What is asked
Your answer should be only a number: how many lines include the word "JSON".

— Start of Records supplied —

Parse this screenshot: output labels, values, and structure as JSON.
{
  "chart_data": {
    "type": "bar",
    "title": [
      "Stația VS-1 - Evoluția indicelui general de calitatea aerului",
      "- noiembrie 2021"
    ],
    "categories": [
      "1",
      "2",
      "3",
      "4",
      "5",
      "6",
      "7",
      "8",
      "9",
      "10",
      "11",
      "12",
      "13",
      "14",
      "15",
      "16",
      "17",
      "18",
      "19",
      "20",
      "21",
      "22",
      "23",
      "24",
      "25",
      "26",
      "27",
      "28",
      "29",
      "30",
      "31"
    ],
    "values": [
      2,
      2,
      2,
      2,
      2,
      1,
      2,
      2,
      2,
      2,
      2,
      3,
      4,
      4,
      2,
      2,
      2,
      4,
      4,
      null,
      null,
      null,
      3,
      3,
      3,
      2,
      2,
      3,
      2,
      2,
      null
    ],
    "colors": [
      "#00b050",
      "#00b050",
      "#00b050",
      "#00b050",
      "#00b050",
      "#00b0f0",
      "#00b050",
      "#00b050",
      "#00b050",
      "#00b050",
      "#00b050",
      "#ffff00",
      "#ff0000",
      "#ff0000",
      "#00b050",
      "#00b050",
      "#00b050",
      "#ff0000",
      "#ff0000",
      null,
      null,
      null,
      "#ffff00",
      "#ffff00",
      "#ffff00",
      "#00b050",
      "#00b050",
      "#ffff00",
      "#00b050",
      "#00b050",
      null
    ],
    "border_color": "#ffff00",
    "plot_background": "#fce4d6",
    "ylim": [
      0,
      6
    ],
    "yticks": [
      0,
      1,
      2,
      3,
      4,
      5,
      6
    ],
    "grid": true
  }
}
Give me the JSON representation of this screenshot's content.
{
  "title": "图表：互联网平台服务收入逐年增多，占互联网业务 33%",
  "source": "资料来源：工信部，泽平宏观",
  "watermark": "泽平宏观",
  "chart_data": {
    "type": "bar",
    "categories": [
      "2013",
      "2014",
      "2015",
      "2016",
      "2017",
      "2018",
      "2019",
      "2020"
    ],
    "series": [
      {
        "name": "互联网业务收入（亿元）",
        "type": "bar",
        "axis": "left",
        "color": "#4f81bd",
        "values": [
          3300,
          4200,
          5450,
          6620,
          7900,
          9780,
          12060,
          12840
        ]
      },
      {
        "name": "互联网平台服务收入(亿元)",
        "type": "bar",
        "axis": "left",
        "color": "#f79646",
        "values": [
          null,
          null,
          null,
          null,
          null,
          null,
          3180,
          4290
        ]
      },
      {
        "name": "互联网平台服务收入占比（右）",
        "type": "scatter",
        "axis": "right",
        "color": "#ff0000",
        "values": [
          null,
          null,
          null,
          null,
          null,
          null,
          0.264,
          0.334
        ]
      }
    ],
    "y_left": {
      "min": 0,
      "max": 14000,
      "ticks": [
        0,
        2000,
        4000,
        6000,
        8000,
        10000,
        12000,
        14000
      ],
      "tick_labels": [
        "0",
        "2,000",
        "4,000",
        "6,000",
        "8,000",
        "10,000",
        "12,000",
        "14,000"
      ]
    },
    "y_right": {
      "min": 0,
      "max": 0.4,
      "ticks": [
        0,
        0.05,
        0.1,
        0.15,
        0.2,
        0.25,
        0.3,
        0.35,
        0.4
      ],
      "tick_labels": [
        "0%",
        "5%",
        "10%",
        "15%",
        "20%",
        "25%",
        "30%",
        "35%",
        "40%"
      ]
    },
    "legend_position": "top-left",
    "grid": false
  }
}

— End of Records supplied —
— Start of Records supplied —

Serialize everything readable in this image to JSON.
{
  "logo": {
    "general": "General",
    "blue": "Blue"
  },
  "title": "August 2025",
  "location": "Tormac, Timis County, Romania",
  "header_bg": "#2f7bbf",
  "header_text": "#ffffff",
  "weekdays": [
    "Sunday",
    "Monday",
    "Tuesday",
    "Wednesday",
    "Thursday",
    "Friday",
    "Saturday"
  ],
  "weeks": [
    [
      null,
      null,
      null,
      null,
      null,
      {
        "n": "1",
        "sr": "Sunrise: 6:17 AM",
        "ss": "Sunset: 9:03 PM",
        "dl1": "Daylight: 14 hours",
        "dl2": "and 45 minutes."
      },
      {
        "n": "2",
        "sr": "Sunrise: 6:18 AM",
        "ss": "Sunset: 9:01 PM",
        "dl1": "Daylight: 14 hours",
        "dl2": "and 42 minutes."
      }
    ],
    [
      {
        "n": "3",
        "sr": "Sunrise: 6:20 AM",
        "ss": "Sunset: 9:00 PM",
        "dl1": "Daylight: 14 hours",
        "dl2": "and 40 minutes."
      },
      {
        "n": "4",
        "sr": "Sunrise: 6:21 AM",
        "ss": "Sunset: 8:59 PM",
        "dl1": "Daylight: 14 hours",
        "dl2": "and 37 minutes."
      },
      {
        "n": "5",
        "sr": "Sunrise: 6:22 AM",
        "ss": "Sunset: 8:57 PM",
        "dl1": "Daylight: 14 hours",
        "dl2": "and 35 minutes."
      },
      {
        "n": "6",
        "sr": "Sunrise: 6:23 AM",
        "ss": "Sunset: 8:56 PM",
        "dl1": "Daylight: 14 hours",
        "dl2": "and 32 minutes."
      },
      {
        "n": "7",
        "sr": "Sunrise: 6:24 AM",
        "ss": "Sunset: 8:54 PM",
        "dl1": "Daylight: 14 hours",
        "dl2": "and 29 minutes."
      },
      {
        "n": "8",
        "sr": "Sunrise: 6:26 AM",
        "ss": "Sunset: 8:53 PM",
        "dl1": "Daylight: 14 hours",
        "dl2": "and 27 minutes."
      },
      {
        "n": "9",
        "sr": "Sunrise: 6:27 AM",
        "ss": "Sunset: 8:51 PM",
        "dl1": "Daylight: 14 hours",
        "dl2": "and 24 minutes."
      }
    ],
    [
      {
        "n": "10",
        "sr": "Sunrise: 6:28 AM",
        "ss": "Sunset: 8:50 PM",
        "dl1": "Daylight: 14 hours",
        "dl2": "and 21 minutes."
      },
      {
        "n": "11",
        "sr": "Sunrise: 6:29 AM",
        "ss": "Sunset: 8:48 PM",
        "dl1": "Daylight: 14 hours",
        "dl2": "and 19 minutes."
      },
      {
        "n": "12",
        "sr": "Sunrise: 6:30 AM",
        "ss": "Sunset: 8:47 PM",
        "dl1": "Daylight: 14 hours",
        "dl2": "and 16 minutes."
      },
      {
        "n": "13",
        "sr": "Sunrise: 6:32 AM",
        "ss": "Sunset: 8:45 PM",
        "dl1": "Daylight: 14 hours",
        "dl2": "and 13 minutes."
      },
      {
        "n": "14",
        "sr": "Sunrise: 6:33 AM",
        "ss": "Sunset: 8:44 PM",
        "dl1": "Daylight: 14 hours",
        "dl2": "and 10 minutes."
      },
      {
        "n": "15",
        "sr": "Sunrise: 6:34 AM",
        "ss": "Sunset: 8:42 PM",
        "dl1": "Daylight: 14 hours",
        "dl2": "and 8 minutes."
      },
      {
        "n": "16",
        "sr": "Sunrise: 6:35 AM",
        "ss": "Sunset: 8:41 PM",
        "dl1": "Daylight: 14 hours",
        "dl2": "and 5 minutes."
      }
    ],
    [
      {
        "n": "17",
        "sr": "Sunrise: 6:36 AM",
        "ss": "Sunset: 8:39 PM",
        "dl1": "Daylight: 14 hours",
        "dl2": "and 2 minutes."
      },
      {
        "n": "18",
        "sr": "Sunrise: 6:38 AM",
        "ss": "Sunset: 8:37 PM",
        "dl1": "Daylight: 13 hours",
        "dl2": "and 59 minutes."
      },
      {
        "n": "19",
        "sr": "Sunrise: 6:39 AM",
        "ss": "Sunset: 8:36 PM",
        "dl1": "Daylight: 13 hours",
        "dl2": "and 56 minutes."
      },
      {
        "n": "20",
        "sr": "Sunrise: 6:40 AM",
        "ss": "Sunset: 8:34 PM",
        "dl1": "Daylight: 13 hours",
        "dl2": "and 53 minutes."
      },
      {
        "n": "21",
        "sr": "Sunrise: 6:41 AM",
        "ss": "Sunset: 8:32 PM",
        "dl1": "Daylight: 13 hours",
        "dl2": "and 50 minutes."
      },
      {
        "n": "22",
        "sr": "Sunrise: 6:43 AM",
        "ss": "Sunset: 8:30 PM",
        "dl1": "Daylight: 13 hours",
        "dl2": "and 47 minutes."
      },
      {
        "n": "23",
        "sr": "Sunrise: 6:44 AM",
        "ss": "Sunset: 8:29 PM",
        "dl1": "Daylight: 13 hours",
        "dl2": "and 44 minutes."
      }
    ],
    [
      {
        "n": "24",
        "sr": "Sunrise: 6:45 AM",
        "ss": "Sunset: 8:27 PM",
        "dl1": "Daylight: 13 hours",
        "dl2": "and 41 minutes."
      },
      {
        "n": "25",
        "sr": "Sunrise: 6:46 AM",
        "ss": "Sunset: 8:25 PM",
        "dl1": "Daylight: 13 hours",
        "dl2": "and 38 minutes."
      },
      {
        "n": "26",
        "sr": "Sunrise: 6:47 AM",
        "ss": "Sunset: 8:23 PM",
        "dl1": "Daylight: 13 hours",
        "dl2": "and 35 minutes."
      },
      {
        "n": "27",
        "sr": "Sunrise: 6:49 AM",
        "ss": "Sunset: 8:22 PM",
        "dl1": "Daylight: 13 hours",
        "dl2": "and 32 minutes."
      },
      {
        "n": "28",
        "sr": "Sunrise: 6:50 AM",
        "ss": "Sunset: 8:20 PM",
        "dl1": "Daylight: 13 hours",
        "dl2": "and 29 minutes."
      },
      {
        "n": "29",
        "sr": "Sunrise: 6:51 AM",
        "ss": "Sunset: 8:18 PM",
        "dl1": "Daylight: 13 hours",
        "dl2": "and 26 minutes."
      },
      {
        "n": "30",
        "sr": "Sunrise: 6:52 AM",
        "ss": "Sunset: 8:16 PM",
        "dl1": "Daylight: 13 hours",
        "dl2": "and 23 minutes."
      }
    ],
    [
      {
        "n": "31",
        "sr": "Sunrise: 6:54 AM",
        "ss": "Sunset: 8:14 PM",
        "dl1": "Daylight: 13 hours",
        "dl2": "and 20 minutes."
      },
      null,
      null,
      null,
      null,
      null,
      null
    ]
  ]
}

— End of Records supplied —
— Start of Records supplied —

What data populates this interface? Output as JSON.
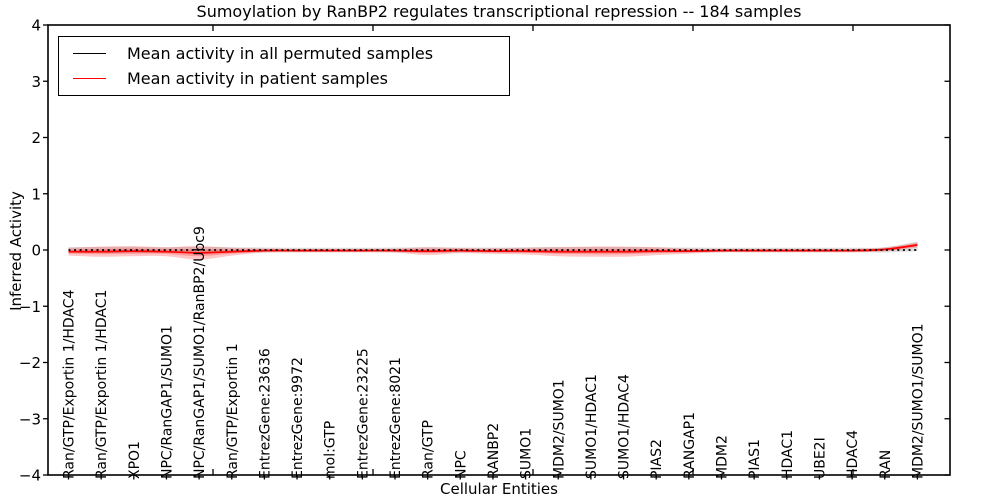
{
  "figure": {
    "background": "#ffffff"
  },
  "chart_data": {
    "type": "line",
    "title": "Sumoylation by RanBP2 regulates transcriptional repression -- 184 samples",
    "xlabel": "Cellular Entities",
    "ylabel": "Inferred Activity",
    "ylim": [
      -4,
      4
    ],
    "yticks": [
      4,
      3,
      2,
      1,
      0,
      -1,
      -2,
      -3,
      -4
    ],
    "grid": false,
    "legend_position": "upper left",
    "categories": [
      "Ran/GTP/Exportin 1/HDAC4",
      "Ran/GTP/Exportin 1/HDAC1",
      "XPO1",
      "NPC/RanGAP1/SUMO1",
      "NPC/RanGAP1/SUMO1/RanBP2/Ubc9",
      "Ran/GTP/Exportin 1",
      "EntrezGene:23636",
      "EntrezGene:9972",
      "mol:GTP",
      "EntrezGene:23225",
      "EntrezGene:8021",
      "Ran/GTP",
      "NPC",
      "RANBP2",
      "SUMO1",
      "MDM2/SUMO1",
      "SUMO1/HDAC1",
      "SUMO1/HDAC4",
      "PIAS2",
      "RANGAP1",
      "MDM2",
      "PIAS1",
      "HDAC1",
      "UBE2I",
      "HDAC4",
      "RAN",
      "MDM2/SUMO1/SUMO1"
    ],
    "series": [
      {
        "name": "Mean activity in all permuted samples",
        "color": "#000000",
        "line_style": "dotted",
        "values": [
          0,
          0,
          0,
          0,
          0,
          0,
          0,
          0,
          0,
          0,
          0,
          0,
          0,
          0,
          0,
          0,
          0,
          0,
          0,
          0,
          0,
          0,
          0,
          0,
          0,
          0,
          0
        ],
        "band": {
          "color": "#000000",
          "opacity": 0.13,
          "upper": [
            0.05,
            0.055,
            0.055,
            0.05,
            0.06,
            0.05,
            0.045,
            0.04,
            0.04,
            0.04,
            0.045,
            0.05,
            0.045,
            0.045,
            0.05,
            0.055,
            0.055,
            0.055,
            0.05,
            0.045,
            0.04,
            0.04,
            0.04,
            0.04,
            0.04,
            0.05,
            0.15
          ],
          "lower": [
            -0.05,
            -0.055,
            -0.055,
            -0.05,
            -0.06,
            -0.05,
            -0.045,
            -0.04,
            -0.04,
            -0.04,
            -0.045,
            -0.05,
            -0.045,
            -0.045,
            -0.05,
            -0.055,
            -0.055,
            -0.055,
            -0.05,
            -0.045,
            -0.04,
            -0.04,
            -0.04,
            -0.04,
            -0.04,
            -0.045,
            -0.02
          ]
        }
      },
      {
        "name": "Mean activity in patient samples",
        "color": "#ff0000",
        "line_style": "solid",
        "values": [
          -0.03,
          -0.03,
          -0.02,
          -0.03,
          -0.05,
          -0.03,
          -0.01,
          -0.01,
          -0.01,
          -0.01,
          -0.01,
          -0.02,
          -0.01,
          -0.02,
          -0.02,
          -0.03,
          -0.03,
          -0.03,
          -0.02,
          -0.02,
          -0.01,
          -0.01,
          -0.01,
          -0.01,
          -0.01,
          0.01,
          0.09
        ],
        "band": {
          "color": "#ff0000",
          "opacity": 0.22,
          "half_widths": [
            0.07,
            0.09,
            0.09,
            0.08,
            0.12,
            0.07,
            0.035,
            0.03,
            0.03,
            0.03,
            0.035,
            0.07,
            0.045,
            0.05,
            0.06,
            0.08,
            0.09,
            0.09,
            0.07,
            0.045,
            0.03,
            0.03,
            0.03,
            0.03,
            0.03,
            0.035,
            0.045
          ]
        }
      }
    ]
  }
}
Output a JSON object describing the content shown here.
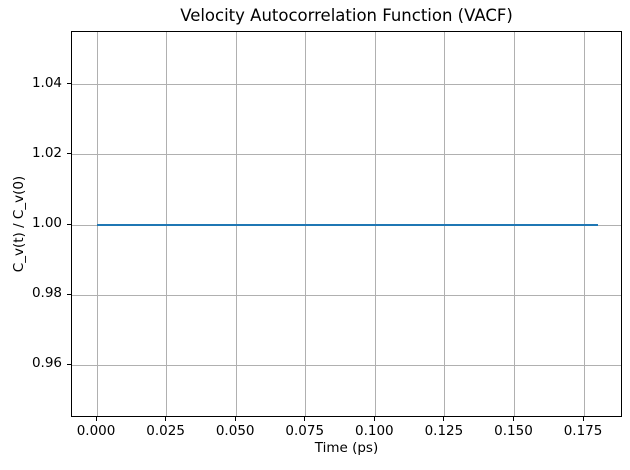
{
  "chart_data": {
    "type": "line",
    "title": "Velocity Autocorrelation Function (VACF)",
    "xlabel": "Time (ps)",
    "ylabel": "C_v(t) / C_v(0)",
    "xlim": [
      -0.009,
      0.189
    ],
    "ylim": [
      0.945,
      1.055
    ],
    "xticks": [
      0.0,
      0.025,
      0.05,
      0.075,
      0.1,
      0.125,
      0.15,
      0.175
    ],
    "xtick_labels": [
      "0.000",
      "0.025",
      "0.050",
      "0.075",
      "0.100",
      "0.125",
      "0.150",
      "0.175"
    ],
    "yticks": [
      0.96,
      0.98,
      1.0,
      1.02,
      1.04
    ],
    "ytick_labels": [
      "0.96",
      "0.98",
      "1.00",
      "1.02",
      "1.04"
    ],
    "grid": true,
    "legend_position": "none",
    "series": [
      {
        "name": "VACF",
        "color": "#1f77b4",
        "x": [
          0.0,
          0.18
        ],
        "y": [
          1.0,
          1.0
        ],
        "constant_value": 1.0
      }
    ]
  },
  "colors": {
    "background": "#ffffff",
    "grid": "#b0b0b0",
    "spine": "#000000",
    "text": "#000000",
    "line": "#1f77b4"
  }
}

— End of Records supplied —

Final answer
5